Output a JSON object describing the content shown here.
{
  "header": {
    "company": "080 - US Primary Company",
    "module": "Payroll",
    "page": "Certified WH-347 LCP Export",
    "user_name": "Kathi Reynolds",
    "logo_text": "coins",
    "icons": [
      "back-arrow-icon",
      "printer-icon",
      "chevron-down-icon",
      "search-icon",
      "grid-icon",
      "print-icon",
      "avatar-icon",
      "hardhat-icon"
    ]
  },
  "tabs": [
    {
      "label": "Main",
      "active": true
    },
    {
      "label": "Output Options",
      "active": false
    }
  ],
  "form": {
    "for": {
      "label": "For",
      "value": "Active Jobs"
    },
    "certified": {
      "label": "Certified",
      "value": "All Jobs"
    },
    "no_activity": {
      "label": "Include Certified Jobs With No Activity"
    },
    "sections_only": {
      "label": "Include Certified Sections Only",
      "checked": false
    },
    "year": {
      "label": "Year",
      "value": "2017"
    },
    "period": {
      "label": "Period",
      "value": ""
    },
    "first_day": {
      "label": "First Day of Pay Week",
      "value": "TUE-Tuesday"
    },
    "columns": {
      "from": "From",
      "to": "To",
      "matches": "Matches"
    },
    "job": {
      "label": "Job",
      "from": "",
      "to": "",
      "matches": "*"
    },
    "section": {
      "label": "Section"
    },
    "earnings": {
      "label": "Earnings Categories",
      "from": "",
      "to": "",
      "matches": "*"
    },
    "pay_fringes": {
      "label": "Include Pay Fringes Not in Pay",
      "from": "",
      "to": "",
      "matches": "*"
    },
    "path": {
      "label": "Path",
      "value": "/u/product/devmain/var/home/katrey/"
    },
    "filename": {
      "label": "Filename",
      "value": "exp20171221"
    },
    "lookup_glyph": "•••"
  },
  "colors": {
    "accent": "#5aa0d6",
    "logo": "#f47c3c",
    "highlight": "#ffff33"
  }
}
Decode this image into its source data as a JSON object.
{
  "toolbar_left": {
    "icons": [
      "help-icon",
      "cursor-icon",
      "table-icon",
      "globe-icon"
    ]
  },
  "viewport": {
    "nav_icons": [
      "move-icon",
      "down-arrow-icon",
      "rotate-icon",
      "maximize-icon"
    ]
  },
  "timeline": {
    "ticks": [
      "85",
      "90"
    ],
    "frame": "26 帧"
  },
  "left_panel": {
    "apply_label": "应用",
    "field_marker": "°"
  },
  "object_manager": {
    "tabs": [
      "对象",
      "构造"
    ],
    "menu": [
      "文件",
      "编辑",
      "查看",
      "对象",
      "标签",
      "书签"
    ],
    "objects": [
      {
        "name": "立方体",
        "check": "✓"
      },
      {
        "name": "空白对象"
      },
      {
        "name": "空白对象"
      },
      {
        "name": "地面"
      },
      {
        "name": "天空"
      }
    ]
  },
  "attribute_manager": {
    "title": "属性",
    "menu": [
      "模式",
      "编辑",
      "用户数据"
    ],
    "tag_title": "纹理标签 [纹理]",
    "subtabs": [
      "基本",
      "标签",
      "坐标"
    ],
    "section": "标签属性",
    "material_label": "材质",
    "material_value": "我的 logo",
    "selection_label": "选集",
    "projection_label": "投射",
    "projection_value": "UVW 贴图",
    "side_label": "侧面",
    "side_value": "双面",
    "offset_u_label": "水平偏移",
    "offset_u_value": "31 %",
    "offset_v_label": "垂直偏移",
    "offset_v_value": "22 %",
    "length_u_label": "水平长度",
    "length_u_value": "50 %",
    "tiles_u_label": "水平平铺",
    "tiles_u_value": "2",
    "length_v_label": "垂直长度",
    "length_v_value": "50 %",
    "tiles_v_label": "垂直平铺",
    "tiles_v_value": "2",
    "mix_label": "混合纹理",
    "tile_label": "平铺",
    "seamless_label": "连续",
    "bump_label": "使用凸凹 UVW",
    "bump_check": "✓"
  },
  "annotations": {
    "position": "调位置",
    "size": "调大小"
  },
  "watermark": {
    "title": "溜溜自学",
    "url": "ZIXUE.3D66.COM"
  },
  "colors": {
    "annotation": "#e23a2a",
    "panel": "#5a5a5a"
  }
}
==================================================
TASK GOAL
Quote the lines of the listing above that run from the line with "Decode this image" through its last line, both included, and nothing else.

EXERCISE SOLUTION
Decode this image into its source data as a JSON object.
{
  "toolbar_left": {
    "icons": [
      "help-icon",
      "cursor-icon",
      "table-icon",
      "globe-icon"
    ]
  },
  "viewport": {
    "nav_icons": [
      "move-icon",
      "down-arrow-icon",
      "rotate-icon",
      "maximize-icon"
    ]
  },
  "timeline": {
    "ticks": [
      "85",
      "90"
    ],
    "frame": "26 帧"
  },
  "left_panel": {
    "apply_label": "应用",
    "field_marker": "°"
  },
  "object_manager": {
    "tabs": [
      "对象",
      "构造"
    ],
    "menu": [
      "文件",
      "编辑",
      "查看",
      "对象",
      "标签",
      "书签"
    ],
    "objects": [
      {
        "name": "立方体",
        "check": "✓"
      },
      {
        "name": "空白对象"
      },
      {
        "name": "空白对象"
      },
      {
        "name": "地面"
      },
      {
        "name": "天空"
      }
    ]
  },
  "attribute_manager": {
    "title": "属性",
    "menu": [
      "模式",
      "编辑",
      "用户数据"
    ],
    "tag_title": "纹理标签 [纹理]",
    "subtabs": [
      "基本",
      "标签",
      "坐标"
    ],
    "section": "标签属性",
    "material_label": "材质",
    "material_value": "我的 logo",
    "selection_label": "选集",
    "projection_label": "投射",
    "projection_value": "UVW 贴图",
    "side_label": "侧面",
    "side_value": "双面",
    "offset_u_label": "水平偏移",
    "offset_u_value": "31 %",
    "offset_v_label": "垂直偏移",
    "offset_v_value": "22 %",
    "length_u_label": "水平长度",
    "length_u_value": "50 %",
    "tiles_u_label": "水平平铺",
    "tiles_u_value": "2",
    "length_v_label": "垂直长度",
    "length_v_value": "50 %",
    "tiles_v_label": "垂直平铺",
    "tiles_v_value": "2",
    "mix_label": "混合纹理",
    "tile_label": "平铺",
    "seamless_label": "连续",
    "bump_label": "使用凸凹 UVW",
    "bump_check": "✓"
  },
  "annotations": {
    "position": "调位置",
    "size": "调大小"
  },
  "watermark": {
    "title": "溜溜自学",
    "url": "ZIXUE.3D66.COM"
  },
  "colors": {
    "annotation": "#e23a2a",
    "panel": "#5a5a5a"
  }
}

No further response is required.